[Collection entries]
- - - - - - -
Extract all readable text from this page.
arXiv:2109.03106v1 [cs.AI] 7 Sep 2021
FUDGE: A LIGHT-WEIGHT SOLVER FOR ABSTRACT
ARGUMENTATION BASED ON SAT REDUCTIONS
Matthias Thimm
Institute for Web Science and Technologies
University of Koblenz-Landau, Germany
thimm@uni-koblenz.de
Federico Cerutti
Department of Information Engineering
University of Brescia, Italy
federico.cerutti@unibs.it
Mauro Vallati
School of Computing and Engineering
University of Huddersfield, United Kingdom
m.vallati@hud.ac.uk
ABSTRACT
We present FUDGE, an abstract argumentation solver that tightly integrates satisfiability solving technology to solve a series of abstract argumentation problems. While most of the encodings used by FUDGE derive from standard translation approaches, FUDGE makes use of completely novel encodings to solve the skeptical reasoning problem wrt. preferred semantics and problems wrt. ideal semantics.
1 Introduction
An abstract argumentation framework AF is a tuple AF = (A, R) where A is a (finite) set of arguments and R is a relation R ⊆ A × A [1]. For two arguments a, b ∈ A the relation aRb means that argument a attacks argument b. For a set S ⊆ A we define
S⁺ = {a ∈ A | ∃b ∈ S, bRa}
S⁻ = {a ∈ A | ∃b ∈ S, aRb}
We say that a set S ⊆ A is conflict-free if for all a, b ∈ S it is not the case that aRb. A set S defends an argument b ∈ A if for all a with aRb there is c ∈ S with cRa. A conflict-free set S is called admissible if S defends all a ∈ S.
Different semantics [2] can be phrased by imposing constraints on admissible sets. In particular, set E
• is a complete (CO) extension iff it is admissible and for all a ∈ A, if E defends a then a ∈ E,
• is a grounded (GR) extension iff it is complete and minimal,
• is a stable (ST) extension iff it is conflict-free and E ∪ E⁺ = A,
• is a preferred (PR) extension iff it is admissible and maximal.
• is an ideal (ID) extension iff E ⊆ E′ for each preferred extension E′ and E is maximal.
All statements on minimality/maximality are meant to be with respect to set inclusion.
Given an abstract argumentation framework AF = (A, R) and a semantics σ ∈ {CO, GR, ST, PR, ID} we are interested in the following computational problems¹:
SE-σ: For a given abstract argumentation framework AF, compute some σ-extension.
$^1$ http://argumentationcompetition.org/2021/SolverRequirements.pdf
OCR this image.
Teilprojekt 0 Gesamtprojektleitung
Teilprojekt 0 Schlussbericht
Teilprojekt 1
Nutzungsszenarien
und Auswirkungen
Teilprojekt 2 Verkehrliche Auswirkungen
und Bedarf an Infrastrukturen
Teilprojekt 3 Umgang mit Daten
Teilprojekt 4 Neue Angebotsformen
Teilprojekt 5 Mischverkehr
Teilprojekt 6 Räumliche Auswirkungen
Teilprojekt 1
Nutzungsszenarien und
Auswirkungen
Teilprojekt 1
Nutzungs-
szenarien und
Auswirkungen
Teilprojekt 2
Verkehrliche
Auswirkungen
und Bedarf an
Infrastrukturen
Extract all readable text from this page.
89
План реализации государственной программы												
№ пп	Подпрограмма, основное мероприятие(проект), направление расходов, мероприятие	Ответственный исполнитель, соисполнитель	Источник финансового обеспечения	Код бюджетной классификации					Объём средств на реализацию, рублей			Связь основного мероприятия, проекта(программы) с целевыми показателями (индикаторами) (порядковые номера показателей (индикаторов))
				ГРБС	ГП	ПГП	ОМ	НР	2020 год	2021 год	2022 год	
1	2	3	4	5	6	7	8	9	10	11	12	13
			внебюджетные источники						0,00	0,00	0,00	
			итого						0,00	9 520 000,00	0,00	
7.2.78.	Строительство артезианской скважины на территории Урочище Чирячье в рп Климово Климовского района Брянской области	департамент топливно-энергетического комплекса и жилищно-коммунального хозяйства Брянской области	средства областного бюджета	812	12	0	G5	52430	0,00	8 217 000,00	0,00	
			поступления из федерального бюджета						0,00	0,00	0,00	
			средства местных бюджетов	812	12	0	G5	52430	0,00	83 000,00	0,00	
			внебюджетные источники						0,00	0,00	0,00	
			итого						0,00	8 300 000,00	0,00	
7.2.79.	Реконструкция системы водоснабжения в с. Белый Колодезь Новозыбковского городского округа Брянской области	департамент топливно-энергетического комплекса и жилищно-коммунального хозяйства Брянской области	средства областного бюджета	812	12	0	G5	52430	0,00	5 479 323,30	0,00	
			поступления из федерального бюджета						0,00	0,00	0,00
- - - - - - -
Work to do - Copy each line of the data above that holds "энергетического".

Worked answer -
7.2.78.	Строительство артезианской скважины на территории Урочище Чирячье в рп Климово Климовского района Брянской области	департамент топливно-энергетического комплекса и жилищно-коммунального хозяйства Брянской области	средства областного бюджета	812	12	0	G5	52430	0,00	8 217 000,00	0,00	
7.2.79.	Реконструкция системы водоснабжения в с. Белый Колодезь Новозыбковского городского округа Брянской области	департамент топливно-энергетического комплекса и жилищно-коммунального хозяйства Брянской области	средства областного бюджета	812	12	0	G5	52430	0,00	5 479 323,30	0,00	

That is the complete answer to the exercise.